# What to produce
Copy out all the records, word for word.

# Given data
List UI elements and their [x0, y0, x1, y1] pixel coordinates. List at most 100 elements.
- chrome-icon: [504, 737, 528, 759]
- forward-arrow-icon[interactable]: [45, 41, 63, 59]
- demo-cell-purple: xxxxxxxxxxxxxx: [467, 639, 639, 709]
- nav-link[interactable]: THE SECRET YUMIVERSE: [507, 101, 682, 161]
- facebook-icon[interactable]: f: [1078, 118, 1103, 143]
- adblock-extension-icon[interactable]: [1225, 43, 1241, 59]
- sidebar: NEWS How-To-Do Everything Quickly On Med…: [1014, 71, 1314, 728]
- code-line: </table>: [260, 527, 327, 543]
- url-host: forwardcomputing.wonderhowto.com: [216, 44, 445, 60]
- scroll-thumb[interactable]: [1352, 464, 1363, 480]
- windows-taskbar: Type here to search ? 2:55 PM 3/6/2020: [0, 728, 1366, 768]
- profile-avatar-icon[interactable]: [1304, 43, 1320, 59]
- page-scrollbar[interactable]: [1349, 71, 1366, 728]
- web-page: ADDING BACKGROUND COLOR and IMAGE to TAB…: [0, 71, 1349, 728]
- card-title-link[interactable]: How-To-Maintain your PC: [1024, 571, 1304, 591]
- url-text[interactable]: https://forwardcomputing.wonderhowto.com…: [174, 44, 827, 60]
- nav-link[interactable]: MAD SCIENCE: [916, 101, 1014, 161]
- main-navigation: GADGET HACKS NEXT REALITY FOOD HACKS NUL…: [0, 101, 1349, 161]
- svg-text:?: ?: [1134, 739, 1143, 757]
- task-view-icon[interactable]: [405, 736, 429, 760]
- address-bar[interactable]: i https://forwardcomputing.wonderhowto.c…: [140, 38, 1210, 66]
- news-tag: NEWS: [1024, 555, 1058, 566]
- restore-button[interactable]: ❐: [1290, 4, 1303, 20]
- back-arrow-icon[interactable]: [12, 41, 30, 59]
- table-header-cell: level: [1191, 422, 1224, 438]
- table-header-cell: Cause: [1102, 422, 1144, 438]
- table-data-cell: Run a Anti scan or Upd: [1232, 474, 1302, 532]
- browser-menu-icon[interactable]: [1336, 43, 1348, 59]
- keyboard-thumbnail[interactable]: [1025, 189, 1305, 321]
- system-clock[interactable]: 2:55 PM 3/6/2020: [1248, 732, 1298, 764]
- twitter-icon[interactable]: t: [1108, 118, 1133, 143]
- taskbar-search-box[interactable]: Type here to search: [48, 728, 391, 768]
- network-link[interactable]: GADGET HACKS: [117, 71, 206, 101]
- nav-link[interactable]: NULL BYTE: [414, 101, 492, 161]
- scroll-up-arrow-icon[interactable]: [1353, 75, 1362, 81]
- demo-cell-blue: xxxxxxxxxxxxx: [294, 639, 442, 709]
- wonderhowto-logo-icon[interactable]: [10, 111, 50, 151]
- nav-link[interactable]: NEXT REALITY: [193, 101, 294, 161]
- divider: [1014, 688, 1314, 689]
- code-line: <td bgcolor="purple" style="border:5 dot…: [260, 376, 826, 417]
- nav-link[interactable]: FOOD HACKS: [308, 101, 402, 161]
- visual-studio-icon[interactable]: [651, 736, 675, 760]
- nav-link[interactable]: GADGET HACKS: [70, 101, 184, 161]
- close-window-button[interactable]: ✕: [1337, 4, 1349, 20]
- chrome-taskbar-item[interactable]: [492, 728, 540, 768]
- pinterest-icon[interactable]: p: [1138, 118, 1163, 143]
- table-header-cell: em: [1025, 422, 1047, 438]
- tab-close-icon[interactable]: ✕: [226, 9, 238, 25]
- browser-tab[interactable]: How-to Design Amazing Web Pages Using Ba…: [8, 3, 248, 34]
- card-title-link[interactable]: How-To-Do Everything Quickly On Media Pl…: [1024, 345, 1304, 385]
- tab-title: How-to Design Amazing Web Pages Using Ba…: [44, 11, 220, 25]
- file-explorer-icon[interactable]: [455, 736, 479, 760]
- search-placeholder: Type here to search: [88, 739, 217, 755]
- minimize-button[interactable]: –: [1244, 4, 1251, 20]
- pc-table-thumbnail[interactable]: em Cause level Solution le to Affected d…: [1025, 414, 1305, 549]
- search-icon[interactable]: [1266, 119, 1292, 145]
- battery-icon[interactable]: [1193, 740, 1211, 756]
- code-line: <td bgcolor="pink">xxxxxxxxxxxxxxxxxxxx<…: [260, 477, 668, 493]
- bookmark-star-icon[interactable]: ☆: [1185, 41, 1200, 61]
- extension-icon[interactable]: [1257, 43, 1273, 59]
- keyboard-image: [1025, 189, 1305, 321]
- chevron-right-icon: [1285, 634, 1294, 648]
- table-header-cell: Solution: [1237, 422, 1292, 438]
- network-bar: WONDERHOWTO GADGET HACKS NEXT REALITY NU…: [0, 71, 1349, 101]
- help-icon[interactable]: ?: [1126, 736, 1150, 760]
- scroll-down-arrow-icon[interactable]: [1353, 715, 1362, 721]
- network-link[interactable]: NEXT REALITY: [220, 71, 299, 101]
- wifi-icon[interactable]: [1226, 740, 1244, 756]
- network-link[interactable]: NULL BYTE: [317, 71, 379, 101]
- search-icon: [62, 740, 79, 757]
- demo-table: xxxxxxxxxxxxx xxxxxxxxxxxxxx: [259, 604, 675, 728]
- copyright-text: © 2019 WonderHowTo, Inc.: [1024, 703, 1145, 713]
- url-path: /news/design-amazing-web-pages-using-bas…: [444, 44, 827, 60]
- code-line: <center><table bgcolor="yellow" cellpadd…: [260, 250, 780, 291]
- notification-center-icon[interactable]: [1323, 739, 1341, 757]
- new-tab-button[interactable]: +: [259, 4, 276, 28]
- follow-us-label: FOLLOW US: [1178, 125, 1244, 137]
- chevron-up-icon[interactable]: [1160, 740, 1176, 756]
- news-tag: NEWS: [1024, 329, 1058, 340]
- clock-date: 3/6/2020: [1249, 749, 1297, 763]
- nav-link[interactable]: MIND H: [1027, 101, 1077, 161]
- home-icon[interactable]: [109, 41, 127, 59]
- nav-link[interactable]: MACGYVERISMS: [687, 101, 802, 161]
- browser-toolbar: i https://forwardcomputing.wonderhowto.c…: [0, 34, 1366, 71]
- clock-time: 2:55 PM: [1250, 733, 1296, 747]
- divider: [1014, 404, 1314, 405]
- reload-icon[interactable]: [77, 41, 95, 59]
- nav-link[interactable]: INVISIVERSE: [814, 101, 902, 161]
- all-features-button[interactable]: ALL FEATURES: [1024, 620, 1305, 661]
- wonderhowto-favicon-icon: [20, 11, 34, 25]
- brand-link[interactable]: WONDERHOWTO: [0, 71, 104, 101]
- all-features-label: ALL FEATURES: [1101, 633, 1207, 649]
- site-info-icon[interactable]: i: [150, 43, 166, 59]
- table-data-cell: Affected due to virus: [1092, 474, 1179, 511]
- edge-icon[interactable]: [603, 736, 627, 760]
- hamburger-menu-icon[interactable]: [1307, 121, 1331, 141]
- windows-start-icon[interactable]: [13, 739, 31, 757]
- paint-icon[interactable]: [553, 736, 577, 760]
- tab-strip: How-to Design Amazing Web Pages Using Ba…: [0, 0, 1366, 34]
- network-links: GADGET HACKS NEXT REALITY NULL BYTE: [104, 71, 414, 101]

# Task answer
List UI elements and their [x0, y0, x1, y1] pixel coordinates. List at most 100 elements.
- chrome-icon: [504, 737, 528, 759]
- forward-arrow-icon[interactable]: [45, 41, 63, 59]
- demo-cell-purple: xxxxxxxxxxxxxx: [467, 639, 639, 709]
- nav-link[interactable]: THE SECRET YUMIVERSE: [507, 101, 682, 161]
- facebook-icon[interactable]: f: [1078, 118, 1103, 143]
- adblock-extension-icon[interactable]: [1225, 43, 1241, 59]
- sidebar: NEWS How-To-Do Everything Quickly On Med…: [1014, 71, 1314, 728]
- code-line: </table>: [260, 527, 327, 543]
- url-host: forwardcomputing.wonderhowto.com: [216, 44, 445, 60]
- scroll-thumb[interactable]: [1352, 464, 1363, 480]
- windows-taskbar: Type here to search ? 2:55 PM 3/6/2020: [0, 728, 1366, 768]
- profile-avatar-icon[interactable]: [1304, 43, 1320, 59]
- page-scrollbar[interactable]: [1349, 71, 1366, 728]
- web-page: ADDING BACKGROUND COLOR and IMAGE to TAB…: [0, 71, 1349, 728]
- card-title-link[interactable]: How-To-Maintain your PC: [1024, 571, 1304, 591]
- url-text[interactable]: https://forwardcomputing.wonderhowto.com…: [174, 44, 827, 60]
- nav-link[interactable]: MAD SCIENCE: [916, 101, 1014, 161]
- main-navigation: GADGET HACKS NEXT REALITY FOOD HACKS NUL…: [0, 101, 1349, 161]
- svg-text:?: ?: [1134, 739, 1143, 757]
- task-view-icon[interactable]: [405, 736, 429, 760]
- address-bar[interactable]: i https://forwardcomputing.wonderhowto.c…: [140, 38, 1210, 66]
- news-tag: NEWS: [1024, 555, 1058, 566]
- restore-button[interactable]: ❐: [1290, 4, 1303, 20]
- back-arrow-icon[interactable]: [12, 41, 30, 59]
- table-header-cell: level: [1191, 422, 1224, 438]
- table-header-cell: Cause: [1102, 422, 1144, 438]
- table-data-cell: Run a Anti scan or Upd: [1232, 474, 1302, 532]
- browser-menu-icon[interactable]: [1336, 43, 1348, 59]
- keyboard-thumbnail[interactable]: [1025, 189, 1305, 321]
- system-clock[interactable]: 2:55 PM 3/6/2020: [1248, 732, 1298, 764]
- twitter-icon[interactable]: t: [1108, 118, 1133, 143]
- taskbar-search-box[interactable]: Type here to search: [48, 728, 391, 768]
- network-link[interactable]: GADGET HACKS: [117, 71, 206, 101]
- nav-link[interactable]: NULL BYTE: [414, 101, 492, 161]
- scroll-up-arrow-icon[interactable]: [1353, 75, 1362, 81]
- demo-cell-blue: xxxxxxxxxxxxx: [294, 639, 442, 709]
- wonderhowto-logo-icon[interactable]: [10, 111, 50, 151]
- nav-link[interactable]: NEXT REALITY: [193, 101, 294, 161]
- divider: [1014, 688, 1314, 689]
- code-line: <td bgcolor="purple" style="border:5 dot…: [260, 376, 826, 417]
- nav-link[interactable]: FOOD HACKS: [308, 101, 402, 161]
- visual-studio-icon[interactable]: [651, 736, 675, 760]
- nav-link[interactable]: GADGET HACKS: [70, 101, 184, 161]
- close-window-button[interactable]: ✕: [1337, 4, 1349, 20]
- chrome-taskbar-item[interactable]: [492, 728, 540, 768]
- pinterest-icon[interactable]: p: [1138, 118, 1163, 143]
- table-header-cell: em: [1025, 422, 1047, 438]
- tab-close-icon[interactable]: ✕: [226, 9, 238, 25]
- browser-tab[interactable]: How-to Design Amazing Web Pages Using Ba…: [8, 3, 248, 34]
- card-title-link[interactable]: How-To-Do Everything Quickly On Media Pl…: [1024, 345, 1304, 385]
- tab-title: How-to Design Amazing Web Pages Using Ba…: [44, 11, 220, 25]
- file-explorer-icon[interactable]: [455, 736, 479, 760]
- search-placeholder: Type here to search: [88, 739, 217, 755]
- minimize-button[interactable]: –: [1244, 4, 1251, 20]
- pc-table-thumbnail[interactable]: em Cause level Solution le to Affected d…: [1025, 414, 1305, 549]
- search-icon[interactable]: [1266, 119, 1292, 145]
- battery-icon[interactable]: [1193, 740, 1211, 756]
- code-line: <td bgcolor="pink">xxxxxxxxxxxxxxxxxxxx<…: [260, 477, 668, 493]
- bookmark-star-icon[interactable]: ☆: [1185, 41, 1200, 61]
- extension-icon[interactable]: [1257, 43, 1273, 59]
- keyboard-image: [1025, 189, 1305, 321]
- chevron-right-icon: [1285, 634, 1294, 648]
- table-header-cell: Solution: [1237, 422, 1292, 438]
- network-bar: WONDERHOWTO GADGET HACKS NEXT REALITY NU…: [0, 71, 1349, 101]
- help-icon[interactable]: ?: [1126, 736, 1150, 760]
- scroll-down-arrow-icon[interactable]: [1353, 715, 1362, 721]
- network-link[interactable]: NEXT REALITY: [220, 71, 299, 101]
- wifi-icon[interactable]: [1226, 740, 1244, 756]
- network-link[interactable]: NULL BYTE: [317, 71, 379, 101]
- search-icon: [62, 740, 79, 757]
- demo-table: xxxxxxxxxxxxx xxxxxxxxxxxxxx: [259, 604, 675, 728]
- copyright-text: © 2019 WonderHowTo, Inc.: [1024, 703, 1145, 713]
- url-path: /news/design-amazing-web-pages-using-bas…: [444, 44, 827, 60]
- code-line: <center><table bgcolor="yellow" cellpadd…: [260, 250, 780, 291]
- notification-center-icon[interactable]: [1323, 739, 1341, 757]
- new-tab-button[interactable]: +: [259, 4, 276, 28]
- follow-us-label: FOLLOW US: [1178, 125, 1244, 137]
- chevron-up-icon[interactable]: [1160, 740, 1176, 756]
- news-tag: NEWS: [1024, 329, 1058, 340]
- clock-date: 3/6/2020: [1249, 749, 1297, 763]
- nav-link[interactable]: MIND H: [1027, 101, 1077, 161]
- home-icon[interactable]: [109, 41, 127, 59]
- nav-link[interactable]: MACGYVERISMS: [687, 101, 802, 161]
- browser-toolbar: i https://forwardcomputing.wonderhowto.c…: [0, 34, 1366, 71]
- clock-time: 2:55 PM: [1250, 733, 1296, 747]
- divider: [1014, 404, 1314, 405]
- reload-icon[interactable]: [77, 41, 95, 59]
- nav-link[interactable]: INVISIVERSE: [814, 101, 902, 161]
- all-features-button[interactable]: ALL FEATURES: [1024, 620, 1305, 661]
- wonderhowto-favicon-icon: [20, 11, 34, 25]
- brand-link[interactable]: WONDERHOWTO: [0, 71, 104, 101]
- all-features-label: ALL FEATURES: [1101, 633, 1207, 649]
- site-info-icon[interactable]: i: [150, 43, 166, 59]
- table-data-cell: Affected due to virus: [1092, 474, 1179, 511]
- edge-icon[interactable]: [603, 736, 627, 760]
- hamburger-menu-icon[interactable]: [1307, 121, 1331, 141]
- windows-start-icon[interactable]: [13, 739, 31, 757]
- paint-icon[interactable]: [553, 736, 577, 760]
- tab-strip: How-to Design Amazing Web Pages Using Ba…: [0, 0, 1366, 34]
- network-links: GADGET HACKS NEXT REALITY NULL BYTE: [104, 71, 414, 101]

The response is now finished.